● **Exercise**:
Pick out every line with the word "screenshot" and copy it.

● **Rows**:
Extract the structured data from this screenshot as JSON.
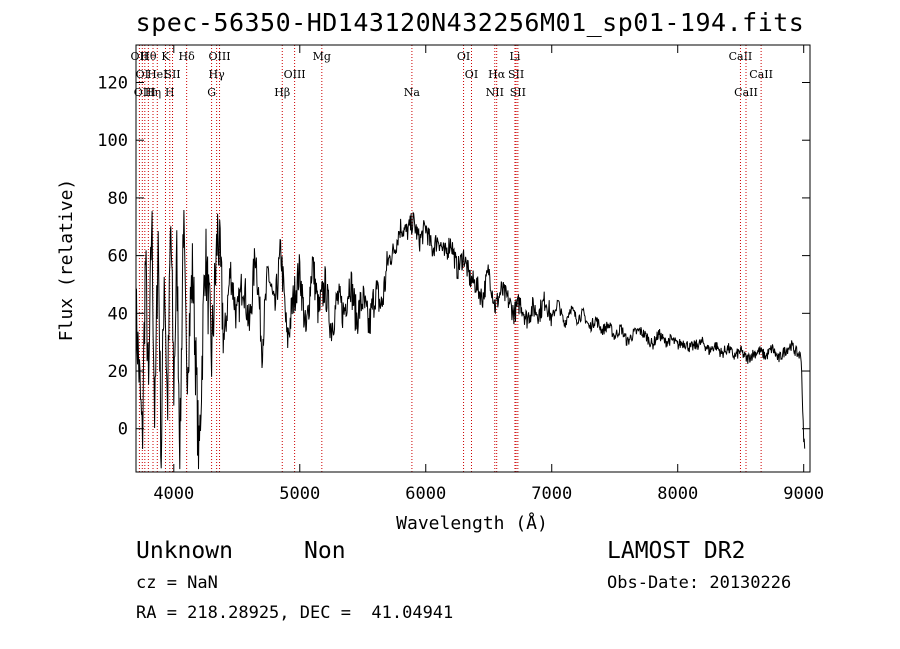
{
  "title": "spec-56350-HD143120N432256M01_sp01-194.fits",
  "footer": {
    "object_class": "Unknown",
    "subclass": "Non",
    "cz": "cz = NaN",
    "coords": "RA = 218.28925, DEC =  41.04941",
    "survey": "LAMOST DR2",
    "obs_date": "Obs-Date: 20130226"
  },
  "chart_data": {
    "type": "line",
    "xlabel": "Wavelength (Å)",
    "ylabel": "Flux (relative)",
    "xlim": [
      3700,
      9050
    ],
    "ylim": [
      -15,
      133
    ],
    "x_ticks": [
      4000,
      5000,
      6000,
      7000,
      8000,
      9000
    ],
    "y_ticks": [
      0,
      20,
      40,
      60,
      80,
      100,
      120
    ],
    "grid": false,
    "line_color": "#000000",
    "marker_color": "#cc0000",
    "series": [
      {
        "x": [
          3700,
          3725,
          3750,
          3775,
          3800,
          3825,
          3850,
          3875,
          3900,
          3925,
          3950,
          3975,
          4000,
          4025,
          4050,
          4075,
          4100,
          4150,
          4200,
          4250,
          4300,
          4350,
          4400,
          4450,
          4500,
          4550,
          4600,
          4650,
          4700,
          4750,
          4800,
          4850,
          4900,
          4950,
          5000,
          5050,
          5100,
          5150,
          5200,
          5250,
          5300,
          5350,
          5400,
          5450,
          5500,
          5550,
          5600,
          5650,
          5700,
          5750,
          5800,
          5850,
          5900,
          5950,
          6000,
          6050,
          6100,
          6150,
          6200,
          6250,
          6300,
          6350,
          6400,
          6450,
          6500,
          6550,
          6600,
          6650,
          6700,
          6750,
          6800,
          6850,
          6900,
          6950,
          7000,
          7050,
          7100,
          7150,
          7200,
          7250,
          7300,
          7350,
          7400,
          7450,
          7500,
          7550,
          7600,
          7650,
          7700,
          7750,
          7800,
          7850,
          7900,
          7950,
          8000,
          8050,
          8100,
          8150,
          8200,
          8250,
          8300,
          8350,
          8400,
          8450,
          8500,
          8550,
          8600,
          8650,
          8700,
          8750,
          8800,
          8850,
          8900,
          8950,
          8980,
          9000
        ],
        "y": [
          40,
          20,
          -5,
          60,
          10,
          75,
          0,
          70,
          -10,
          58,
          5,
          72,
          15,
          60,
          -10,
          75,
          20,
          55,
          -12,
          62,
          25,
          70,
          30,
          55,
          38,
          52,
          35,
          62,
          28,
          55,
          40,
          62,
          30,
          45,
          55,
          32,
          58,
          40,
          50,
          35,
          45,
          40,
          52,
          38,
          45,
          35,
          48,
          42,
          58,
          62,
          70,
          68,
          72,
          65,
          70,
          62,
          66,
          60,
          65,
          55,
          60,
          52,
          50,
          45,
          55,
          42,
          48,
          45,
          40,
          44,
          38,
          42,
          40,
          45,
          38,
          44,
          36,
          42,
          38,
          40,
          35,
          38,
          34,
          36,
          32,
          35,
          30,
          33,
          34,
          32,
          29,
          33,
          30,
          31,
          29,
          30,
          28,
          29,
          30,
          27,
          29,
          26,
          28,
          25,
          27,
          24,
          26,
          27,
          25,
          28,
          24,
          27,
          29,
          26,
          25,
          -5
        ]
      }
    ],
    "line_markers": [
      {
        "wavelength": 3727,
        "row": 0,
        "label": "OII"
      },
      {
        "wavelength": 3750,
        "row": 1,
        "label": "OI"
      },
      {
        "wavelength": 3770,
        "row": 2,
        "label": "OIII"
      },
      {
        "wavelength": 3798,
        "row": 0,
        "label": "Hθ"
      },
      {
        "wavelength": 3835,
        "row": 2,
        "label": "Hη"
      },
      {
        "wavelength": 3869,
        "row": 1,
        "label": "HeI"
      },
      {
        "wavelength": 3934,
        "row": 0,
        "label": "K"
      },
      {
        "wavelength": 3968,
        "row": 2,
        "label": "H"
      },
      {
        "wavelength": 3990,
        "row": 1,
        "label": "SII"
      },
      {
        "wavelength": 4102,
        "row": 0,
        "label": "Hδ"
      },
      {
        "wavelength": 4300,
        "row": 2,
        "label": "G"
      },
      {
        "wavelength": 4340,
        "row": 1,
        "label": "Hγ"
      },
      {
        "wavelength": 4363,
        "row": 0,
        "label": "OIII"
      },
      {
        "wavelength": 4861,
        "row": 2,
        "label": "Hβ"
      },
      {
        "wavelength": 4959,
        "row": 1,
        "label": "OIII"
      },
      {
        "wavelength": 5175,
        "row": 0,
        "label": "Mg"
      },
      {
        "wavelength": 5890,
        "row": 2,
        "label": "Na"
      },
      {
        "wavelength": 6300,
        "row": 0,
        "label": "OI"
      },
      {
        "wavelength": 6363,
        "row": 1,
        "label": "OI"
      },
      {
        "wavelength": 6548,
        "row": 2,
        "label": "NII"
      },
      {
        "wavelength": 6563,
        "row": 1,
        "label": "Hα"
      },
      {
        "wavelength": 6708,
        "row": 0,
        "label": "Li"
      },
      {
        "wavelength": 6717,
        "row": 1,
        "label": "SII"
      },
      {
        "wavelength": 6731,
        "row": 2,
        "label": "SII"
      },
      {
        "wavelength": 8498,
        "row": 0,
        "label": "CaII"
      },
      {
        "wavelength": 8542,
        "row": 2,
        "label": "CaII"
      },
      {
        "wavelength": 8662,
        "row": 1,
        "label": "CaII"
      }
    ]
  }
}
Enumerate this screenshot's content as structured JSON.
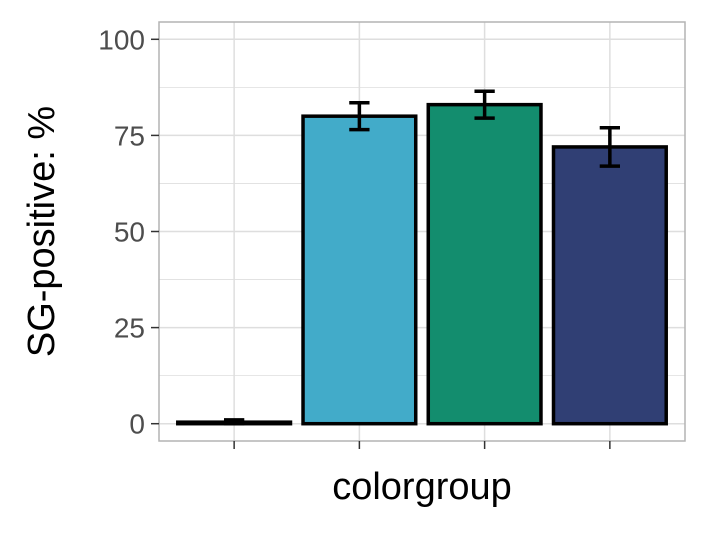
{
  "chart_data": {
    "type": "bar",
    "title": "",
    "xlabel": "colorgroup",
    "ylabel": "SG-positive: %",
    "ylim": [
      -4.5,
      104.5
    ],
    "yticks": [
      0,
      25,
      50,
      75,
      100
    ],
    "ytick_labels": [
      "0",
      "25",
      "50",
      "75",
      "100"
    ],
    "grid": true,
    "legend": "none",
    "categories": [
      "",
      "",
      "",
      ""
    ],
    "values": [
      0.4,
      80,
      83,
      72
    ],
    "error_low": [
      0,
      76.5,
      79.5,
      67
    ],
    "error_high": [
      1,
      83.5,
      86.5,
      77
    ],
    "colors": [
      "#000000",
      "#42ABC9",
      "#138D6E",
      "#303F74"
    ],
    "bar_outline": "#000000",
    "panel_border": "#b3b3b3",
    "gridline_color": "#dedede"
  }
}
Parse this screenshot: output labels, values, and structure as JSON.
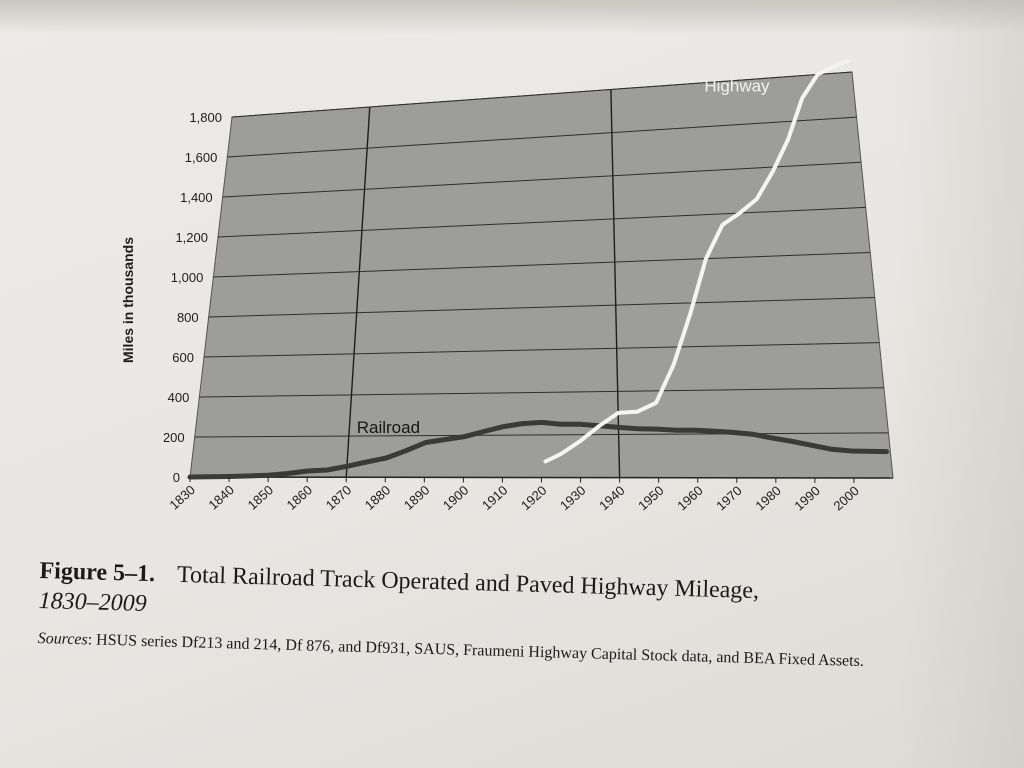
{
  "figure": {
    "number": "Figure 5–1.",
    "title": "Total Railroad Track Operated and Paved Highway Mileage,",
    "years": "1830–2009",
    "sources_label": "Sources",
    "sources_text": ": HSUS series Df213 and 214, Df 876, and Df931, SAUS, Fraumeni Highway Capital Stock data, and BEA Fixed Assets."
  },
  "colors": {
    "plot_background": "#9d9d9b",
    "railroad": "#3a3a3a",
    "highway": "#f4f4f2",
    "gridline": "#2e2e2e"
  },
  "chart_data": {
    "type": "line",
    "ylabel": "Miles in thousands",
    "xlabel": "",
    "ylim": [
      0,
      1800
    ],
    "xlim": [
      1830,
      2010
    ],
    "y_ticks": [
      "0",
      "200",
      "400",
      "600",
      "800",
      "1,000",
      "1,200",
      "1,400",
      "1,600",
      "1,800"
    ],
    "x_ticks": [
      "1830",
      "1840",
      "1850",
      "1860",
      "1870",
      "1880",
      "1890",
      "1900",
      "1910",
      "1920",
      "1930",
      "1940",
      "1950",
      "1960",
      "1970",
      "1980",
      "1990",
      "2000"
    ],
    "grid": true,
    "vertical_reference_lines": [
      1870,
      1940
    ],
    "series": [
      {
        "name": "Railroad",
        "x": [
          1830,
          1840,
          1850,
          1855,
          1860,
          1865,
          1870,
          1875,
          1880,
          1885,
          1890,
          1895,
          1900,
          1905,
          1910,
          1915,
          1920,
          1925,
          1930,
          1935,
          1940,
          1945,
          1950,
          1955,
          1960,
          1965,
          1970,
          1975,
          1980,
          1985,
          1990,
          1995,
          2000,
          2005,
          2009
        ],
        "values": [
          0,
          3,
          9,
          18,
          30,
          35,
          53,
          74,
          93,
          128,
          167,
          181,
          194,
          218,
          240,
          254,
          259,
          250,
          249,
          241,
          233,
          226,
          224,
          218,
          217,
          212,
          206,
          197,
          179,
          164,
          146,
          128,
          120,
          118,
          117
        ]
      },
      {
        "name": "Highway",
        "x": [
          1921,
          1925,
          1930,
          1935,
          1940,
          1945,
          1950,
          1955,
          1960,
          1965,
          1970,
          1975,
          1980,
          1985,
          1990,
          1995,
          2000,
          2005,
          2009
        ],
        "values": [
          75,
          110,
          170,
          240,
          300,
          305,
          345,
          520,
          750,
          1000,
          1150,
          1200,
          1260,
          1380,
          1520,
          1700,
          1800,
          1830,
          1850
        ]
      }
    ]
  }
}
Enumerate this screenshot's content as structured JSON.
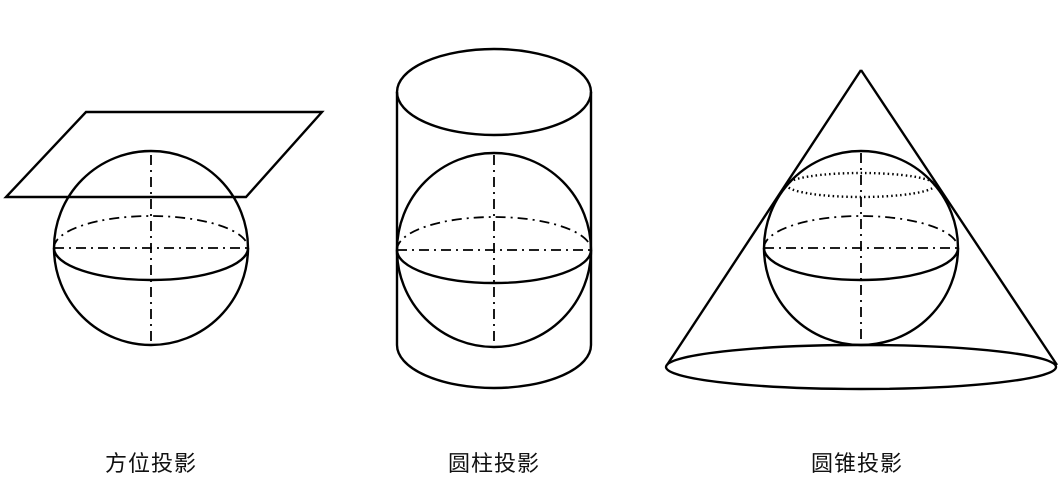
{
  "captions": {
    "azimuthal": "方位投影",
    "cylindrical": "圆柱投影",
    "conic": "圆锥投影"
  },
  "colors": {
    "line": "#000000",
    "background": "#ffffff"
  }
}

● **The reply**:
Extract the structured data from this screenshot as JSON.
Enumerate this screenshot's content as structured JSON.
Parse this screenshot: output labels, values, and structure as JSON.
Enumerate this screenshot's content as structured JSON.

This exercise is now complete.